### Objective
Output each line of the entries below as a JSON list of strings, one string per line, with blank lines skipped and the pictures left out.

-- Start Dataset rows --

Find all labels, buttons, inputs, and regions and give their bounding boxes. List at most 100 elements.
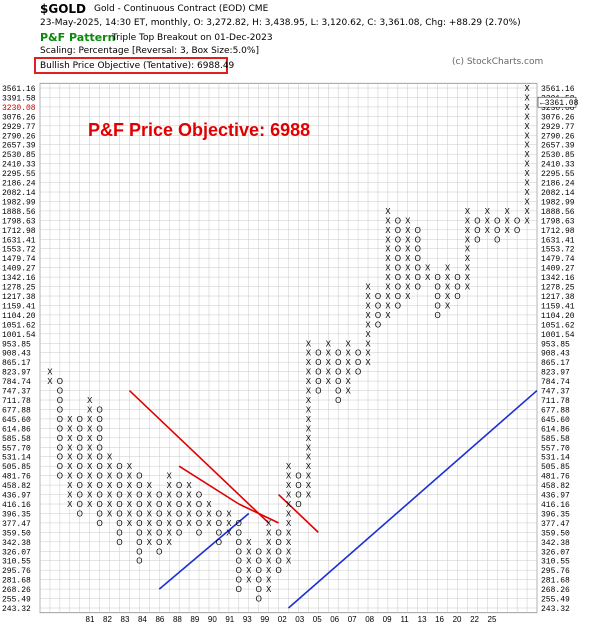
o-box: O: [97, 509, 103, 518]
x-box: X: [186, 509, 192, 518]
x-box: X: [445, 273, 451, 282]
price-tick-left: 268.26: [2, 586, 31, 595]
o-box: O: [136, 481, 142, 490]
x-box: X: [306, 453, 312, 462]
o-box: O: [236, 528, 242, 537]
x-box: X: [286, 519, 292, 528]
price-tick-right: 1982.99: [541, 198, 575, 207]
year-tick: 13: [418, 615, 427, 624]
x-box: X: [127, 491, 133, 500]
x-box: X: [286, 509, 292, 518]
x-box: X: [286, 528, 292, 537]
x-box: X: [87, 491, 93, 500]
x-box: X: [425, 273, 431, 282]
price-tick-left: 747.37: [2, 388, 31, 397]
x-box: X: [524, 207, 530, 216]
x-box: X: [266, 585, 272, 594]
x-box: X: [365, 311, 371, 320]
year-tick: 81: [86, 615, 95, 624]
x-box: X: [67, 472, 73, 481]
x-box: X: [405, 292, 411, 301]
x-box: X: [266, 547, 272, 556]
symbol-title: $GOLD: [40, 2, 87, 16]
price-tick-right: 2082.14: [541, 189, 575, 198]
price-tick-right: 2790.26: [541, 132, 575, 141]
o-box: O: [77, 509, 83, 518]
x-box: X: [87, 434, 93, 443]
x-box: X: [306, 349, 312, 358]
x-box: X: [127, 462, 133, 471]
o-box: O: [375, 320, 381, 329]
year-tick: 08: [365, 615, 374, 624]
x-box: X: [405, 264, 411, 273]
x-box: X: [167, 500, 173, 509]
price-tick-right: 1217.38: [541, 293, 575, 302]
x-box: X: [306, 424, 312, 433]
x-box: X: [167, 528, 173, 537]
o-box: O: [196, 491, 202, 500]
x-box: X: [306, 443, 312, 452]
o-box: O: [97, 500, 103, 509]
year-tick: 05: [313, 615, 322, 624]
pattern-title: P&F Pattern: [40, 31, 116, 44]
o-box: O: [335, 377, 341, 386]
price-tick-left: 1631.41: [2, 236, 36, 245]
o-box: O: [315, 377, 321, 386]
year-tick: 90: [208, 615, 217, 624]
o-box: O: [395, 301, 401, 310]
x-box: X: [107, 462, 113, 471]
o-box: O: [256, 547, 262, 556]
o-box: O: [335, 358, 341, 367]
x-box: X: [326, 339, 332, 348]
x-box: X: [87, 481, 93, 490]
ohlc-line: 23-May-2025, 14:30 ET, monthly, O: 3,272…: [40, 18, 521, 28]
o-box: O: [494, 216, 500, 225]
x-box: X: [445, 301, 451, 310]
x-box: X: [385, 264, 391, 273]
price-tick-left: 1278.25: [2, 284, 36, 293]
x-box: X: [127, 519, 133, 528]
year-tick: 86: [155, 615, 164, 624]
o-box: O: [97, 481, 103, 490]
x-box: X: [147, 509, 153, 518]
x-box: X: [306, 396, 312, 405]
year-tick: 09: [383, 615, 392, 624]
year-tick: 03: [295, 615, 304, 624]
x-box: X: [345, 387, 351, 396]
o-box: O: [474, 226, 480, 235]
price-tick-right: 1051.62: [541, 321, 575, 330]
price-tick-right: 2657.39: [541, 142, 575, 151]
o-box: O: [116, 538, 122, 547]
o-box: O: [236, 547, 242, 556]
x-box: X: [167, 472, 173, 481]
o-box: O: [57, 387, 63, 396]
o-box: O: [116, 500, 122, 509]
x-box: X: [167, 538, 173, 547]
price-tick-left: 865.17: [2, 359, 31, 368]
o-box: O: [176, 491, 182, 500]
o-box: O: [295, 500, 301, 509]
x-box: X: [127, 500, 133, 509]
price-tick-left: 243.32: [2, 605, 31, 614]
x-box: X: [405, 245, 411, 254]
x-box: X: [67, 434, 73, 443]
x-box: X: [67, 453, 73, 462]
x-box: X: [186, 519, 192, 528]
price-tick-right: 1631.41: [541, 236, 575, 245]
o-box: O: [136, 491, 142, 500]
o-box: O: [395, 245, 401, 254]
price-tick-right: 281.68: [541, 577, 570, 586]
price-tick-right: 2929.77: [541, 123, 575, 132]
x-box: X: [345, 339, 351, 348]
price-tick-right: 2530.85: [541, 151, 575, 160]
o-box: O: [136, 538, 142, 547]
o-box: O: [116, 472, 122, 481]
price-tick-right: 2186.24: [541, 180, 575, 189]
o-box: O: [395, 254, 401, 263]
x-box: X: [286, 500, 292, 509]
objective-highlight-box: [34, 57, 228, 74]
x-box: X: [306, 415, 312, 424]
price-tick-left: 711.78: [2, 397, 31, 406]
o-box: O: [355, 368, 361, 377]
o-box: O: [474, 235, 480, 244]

-- End Dataset rows --

### Solution to this exercise
[
  "Find all labels, buttons, inputs, and regions and give their bounding boxes. List at most 100 elements.",
  "o-box: O: [97, 509, 103, 518]",
  "x-box: X: [186, 509, 192, 518]",
  "x-box: X: [445, 273, 451, 282]",
  "price-tick-left: 268.26: [2, 586, 31, 595]",
  "o-box: O: [136, 481, 142, 490]",
  "x-box: X: [306, 453, 312, 462]",
  "o-box: O: [236, 528, 242, 537]",
  "x-box: X: [286, 519, 292, 528]",
  "price-tick-right: 1982.99: [541, 198, 575, 207]",
  "year-tick: 13: [418, 615, 427, 624]",
  "x-box: X: [127, 491, 133, 500]",
  "x-box: X: [286, 509, 292, 518]",
  "x-box: X: [286, 528, 292, 537]",
  "x-box: X: [87, 491, 93, 500]",
  "x-box: X: [425, 273, 431, 282]",
  "price-tick-left: 747.37: [2, 388, 31, 397]",
  "x-box: X: [524, 207, 530, 216]",
  "x-box: X: [266, 585, 272, 594]",
  "x-box: X: [365, 311, 371, 320]",
  "year-tick: 81: [86, 615, 95, 624]",
  "x-box: X: [67, 472, 73, 481]",
  "x-box: X: [405, 292, 411, 301]",
  "x-box: X: [266, 547, 272, 556]",
  "symbol-title: $GOLD: [40, 2, 87, 16]",
  "price-tick-right: 2082.14: [541, 189, 575, 198]",
  "price-tick-right: 2790.26: [541, 132, 575, 141]",
  "o-box: O: [77, 509, 83, 518]",
  "x-box: X: [87, 434, 93, 443]",
  "x-box: X: [306, 349, 312, 358]",
  "x-box: X: [127, 462, 133, 471]",
  "o-box: O: [375, 320, 381, 329]",
  "year-tick: 08: [365, 615, 374, 624]",
  "x-box: X: [405, 264, 411, 273]",
  "x-box: X: [167, 500, 173, 509]",
  "price-tick-right: 1217.38: [541, 293, 575, 302]",
  "x-box: X: [306, 424, 312, 433]",
  "x-box: X: [167, 528, 173, 537]",
  "o-box: O: [196, 491, 202, 500]",
  "x-box: X: [306, 443, 312, 452]",
  "o-box: O: [97, 500, 103, 509]",
  "year-tick: 05: [313, 615, 322, 624]",
  "pattern-title: P&F Pattern: [40, 31, 116, 44]",
  "o-box: O: [335, 377, 341, 386]",
  "price-tick-left: 1631.41: [2, 236, 36, 245]",
  "o-box: O: [315, 377, 321, 386]",
  "year-tick: 90: [208, 615, 217, 624]",
  "o-box: O: [395, 301, 401, 310]",
  "x-box: X: [107, 462, 113, 471]",
  "o-box: O: [256, 547, 262, 556]",
  "o-box: O: [335, 358, 341, 367]",
  "x-box: X: [326, 339, 332, 348]",
  "x-box: X: [87, 481, 93, 490]",
  "ohlc-line: 23-May-2025, 14:30 ET, monthly, O: 3,272…: [40, 18, 521, 28]",
  "o-box: O: [494, 216, 500, 225]",
  "x-box: X: [445, 301, 451, 310]",
  "x-box: X: [385, 264, 391, 273]",
  "price-tick-left: 1278.25: [2, 284, 36, 293]",
  "x-box: X: [127, 519, 133, 528]",
  "year-tick: 86: [155, 615, 164, 624]",
  "o-box: O: [97, 481, 103, 490]",
  "x-box: X: [147, 509, 153, 518]",
  "x-box: X: [306, 396, 312, 405]",
  "year-tick: 09: [383, 615, 392, 624]",
  "year-tick: 03: [295, 615, 304, 624]",
  "x-box: X: [345, 387, 351, 396]",
  "o-box: O: [474, 226, 480, 235]",
  "price-tick-right: 1051.62: [541, 321, 575, 330]",
  "price-tick-right: 2657.39: [541, 142, 575, 151]",
  "o-box: O: [116, 538, 122, 547]",
  "o-box: O: [236, 547, 242, 556]",
  "x-box: X: [167, 472, 173, 481]",
  "o-box: O: [57, 387, 63, 396]",
  "o-box: O: [116, 500, 122, 509]",
  "x-box: X: [167, 538, 173, 547]",
  "price-tick-left: 865.17: [2, 359, 31, 368]",
  "o-box: O: [176, 491, 182, 500]",
  "o-box: O: [295, 500, 301, 509]",
  "x-box: X: [127, 500, 133, 509]",
  "price-tick-left: 243.32: [2, 605, 31, 614]",
  "x-box: X: [405, 245, 411, 254]",
  "x-box: X: [67, 434, 73, 443]",
  "x-box: X: [67, 453, 73, 462]",
  "x-box: X: [186, 519, 192, 528]",
  "price-tick-right: 1631.41: [541, 236, 575, 245]",
  "o-box: O: [136, 491, 142, 500]",
  "o-box: O: [395, 245, 401, 254]",
  "price-tick-right: 281.68: [541, 577, 570, 586]",
  "price-tick-right: 2929.77: [541, 123, 575, 132]",
  "x-box: X: [345, 339, 351, 348]",
  "price-tick-right: 2530.85: [541, 151, 575, 160]",
  "o-box: O: [136, 538, 142, 547]",
  "o-box: O: [116, 472, 122, 481]",
  "price-tick-right: 2186.24: [541, 180, 575, 189]",
  "o-box: O: [395, 254, 401, 263]",
  "x-box: X: [286, 500, 292, 509]",
  "objective-highlight-box: [34, 57, 228, 74]",
  "x-box: X: [306, 415, 312, 424]",
  "price-tick-left: 711.78: [2, 397, 31, 406]",
  "o-box: O: [355, 368, 361, 377]",
  "o-box: O: [474, 235, 480, 244]"
]